_CHALLENGE_.
Only the pictures are to be left out; set down the rest of the records exactly.

_Figure data in JSON_.
((

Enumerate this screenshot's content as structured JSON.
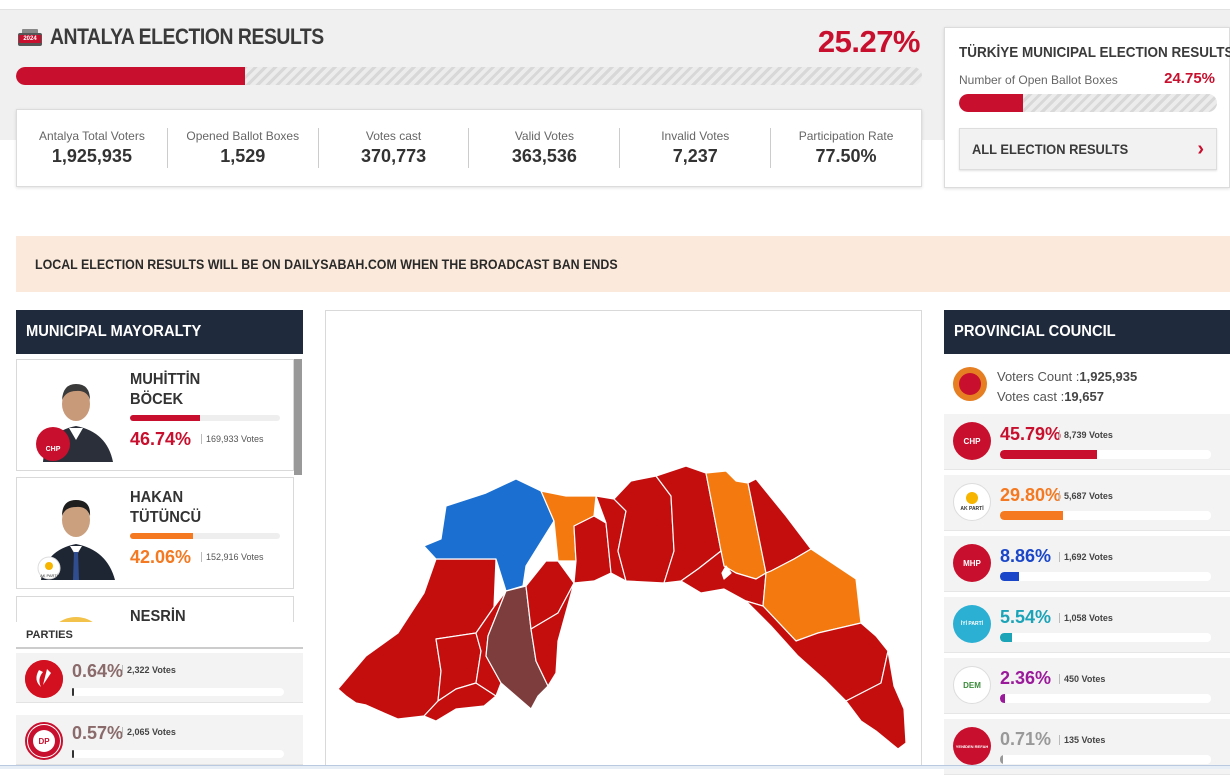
{
  "header": {
    "title": "ANTALYA ELECTION RESULTS",
    "ballot_year": "2024",
    "percent": "25.27%",
    "progress": 0.2527
  },
  "stats": [
    {
      "label": "Antalya Total Voters",
      "value": "1,925,935"
    },
    {
      "label": "Opened Ballot Boxes",
      "value": "1,529"
    },
    {
      "label": "Votes cast",
      "value": "370,773"
    },
    {
      "label": "Valid Votes",
      "value": "363,536"
    },
    {
      "label": "Invalid Votes",
      "value": "7,237"
    },
    {
      "label": "Participation Rate",
      "value": "77.50%"
    }
  ],
  "turkiye": {
    "title": "TÜRKİYE MUNICIPAL ELECTION RESULTS",
    "subtitle": "Number of Open Ballot Boxes",
    "percent": "24.75%",
    "progress": 0.2475,
    "button_label": "ALL ELECTION RESULTS",
    "chevron_icon": "chevron-right-icon"
  },
  "banner": {
    "text": "LOCAL ELECTION RESULTS WILL BE ON DAILYSABAH.COM WHEN THE BROADCAST BAN ENDS"
  },
  "mayoralty": {
    "heading": "MUNICIPAL MAYORALTY",
    "candidates": [
      {
        "name_line1": "MUHİTTİN",
        "name_line2": "BÖCEK",
        "percent": "46.74%",
        "votes": "169,933 Votes",
        "share": 0.4674,
        "color": "#c8102e",
        "party_badge": "CHP"
      },
      {
        "name_line1": "HAKAN",
        "name_line2": "TÜTÜNCÜ",
        "percent": "42.06%",
        "votes": "152,916 Votes",
        "share": 0.4206,
        "color": "#f47920",
        "party_badge": "AK PARTİ"
      },
      {
        "name_line1": "NESRİN",
        "name_line2": "",
        "percent": "",
        "votes": "",
        "share": 0,
        "color": "#999999",
        "party_badge": ""
      }
    ]
  },
  "parties": {
    "heading": "PARTIES",
    "rows": [
      {
        "percent": "0.64%",
        "votes": "2,322 Votes",
        "share": 0.0064,
        "logo_text": "YENİDEN REFAH"
      },
      {
        "percent": "0.57%",
        "votes": "2,065 Votes",
        "share": 0.0057,
        "logo_text": "DP"
      }
    ]
  },
  "provincial": {
    "heading": "PROVINCIAL COUNCIL",
    "voters_label": "Voters Count :",
    "voters_value": "1,925,935",
    "cast_label": "Votes cast :",
    "cast_value": "19,657",
    "rows": [
      {
        "percent": "45.79%",
        "votes": "8,739 Votes",
        "share": 0.4579,
        "color": "#c8102e",
        "logo_bg": "#c8102e",
        "logo_text": "CHP"
      },
      {
        "percent": "29.80%",
        "votes": "5,687 Votes",
        "share": 0.298,
        "color": "#f47920",
        "logo_bg": "#ffffff",
        "logo_text": "AK PARTİ"
      },
      {
        "percent": "8.86%",
        "votes": "1,692 Votes",
        "share": 0.0886,
        "color": "#1a47c9",
        "logo_bg": "#c8102e",
        "logo_text": "MHP"
      },
      {
        "percent": "5.54%",
        "votes": "1,058 Votes",
        "share": 0.0554,
        "color": "#1ba3b8",
        "logo_bg": "#2bb0d4",
        "logo_text": "İYİ PARTİ"
      },
      {
        "percent": "2.36%",
        "votes": "450 Votes",
        "share": 0.0236,
        "color": "#9b1a9b",
        "logo_bg": "#ffffff",
        "logo_text": "DEM"
      },
      {
        "percent": "0.71%",
        "votes": "135 Votes",
        "share": 0.0071,
        "color": "#999999",
        "logo_bg": "#c8102e",
        "logo_text": "YENİDEN REFAH"
      }
    ]
  },
  "map": {
    "colors": {
      "chp": "#c40d0d",
      "akp": "#f47a0f",
      "iyi": "#1a6fd0",
      "other": "#7d3d3d"
    }
  }
}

))

_SOLUTION FOR THIS TASK_.
Enumerate this screenshot's content as structured JSON.
{
  "header": {
    "title": "ANTALYA ELECTION RESULTS",
    "ballot_year": "2024",
    "percent": "25.27%",
    "progress": 0.2527
  },
  "stats": [
    {
      "label": "Antalya Total Voters",
      "value": "1,925,935"
    },
    {
      "label": "Opened Ballot Boxes",
      "value": "1,529"
    },
    {
      "label": "Votes cast",
      "value": "370,773"
    },
    {
      "label": "Valid Votes",
      "value": "363,536"
    },
    {
      "label": "Invalid Votes",
      "value": "7,237"
    },
    {
      "label": "Participation Rate",
      "value": "77.50%"
    }
  ],
  "turkiye": {
    "title": "TÜRKİYE MUNICIPAL ELECTION RESULTS",
    "subtitle": "Number of Open Ballot Boxes",
    "percent": "24.75%",
    "progress": 0.2475,
    "button_label": "ALL ELECTION RESULTS",
    "chevron_icon": "chevron-right-icon"
  },
  "banner": {
    "text": "LOCAL ELECTION RESULTS WILL BE ON DAILYSABAH.COM WHEN THE BROADCAST BAN ENDS"
  },
  "mayoralty": {
    "heading": "MUNICIPAL MAYORALTY",
    "candidates": [
      {
        "name_line1": "MUHİTTİN",
        "name_line2": "BÖCEK",
        "percent": "46.74%",
        "votes": "169,933 Votes",
        "share": 0.4674,
        "color": "#c8102e",
        "party_badge": "CHP"
      },
      {
        "name_line1": "HAKAN",
        "name_line2": "TÜTÜNCÜ",
        "percent": "42.06%",
        "votes": "152,916 Votes",
        "share": 0.4206,
        "color": "#f47920",
        "party_badge": "AK PARTİ"
      },
      {
        "name_line1": "NESRİN",
        "name_line2": "",
        "percent": "",
        "votes": "",
        "share": 0,
        "color": "#999999",
        "party_badge": ""
      }
    ]
  },
  "parties": {
    "heading": "PARTIES",
    "rows": [
      {
        "percent": "0.64%",
        "votes": "2,322 Votes",
        "share": 0.0064,
        "logo_text": "YENİDEN REFAH"
      },
      {
        "percent": "0.57%",
        "votes": "2,065 Votes",
        "share": 0.0057,
        "logo_text": "DP"
      }
    ]
  },
  "provincial": {
    "heading": "PROVINCIAL COUNCIL",
    "voters_label": "Voters Count :",
    "voters_value": "1,925,935",
    "cast_label": "Votes cast :",
    "cast_value": "19,657",
    "rows": [
      {
        "percent": "45.79%",
        "votes": "8,739 Votes",
        "share": 0.4579,
        "color": "#c8102e",
        "logo_bg": "#c8102e",
        "logo_text": "CHP"
      },
      {
        "percent": "29.80%",
        "votes": "5,687 Votes",
        "share": 0.298,
        "color": "#f47920",
        "logo_bg": "#ffffff",
        "logo_text": "AK PARTİ"
      },
      {
        "percent": "8.86%",
        "votes": "1,692 Votes",
        "share": 0.0886,
        "color": "#1a47c9",
        "logo_bg": "#c8102e",
        "logo_text": "MHP"
      },
      {
        "percent": "5.54%",
        "votes": "1,058 Votes",
        "share": 0.0554,
        "color": "#1ba3b8",
        "logo_bg": "#2bb0d4",
        "logo_text": "İYİ PARTİ"
      },
      {
        "percent": "2.36%",
        "votes": "450 Votes",
        "share": 0.0236,
        "color": "#9b1a9b",
        "logo_bg": "#ffffff",
        "logo_text": "DEM"
      },
      {
        "percent": "0.71%",
        "votes": "135 Votes",
        "share": 0.0071,
        "color": "#999999",
        "logo_bg": "#c8102e",
        "logo_text": "YENİDEN REFAH"
      }
    ]
  },
  "map": {
    "colors": {
      "chp": "#c40d0d",
      "akp": "#f47a0f",
      "iyi": "#1a6fd0",
      "other": "#7d3d3d"
    }
  }
}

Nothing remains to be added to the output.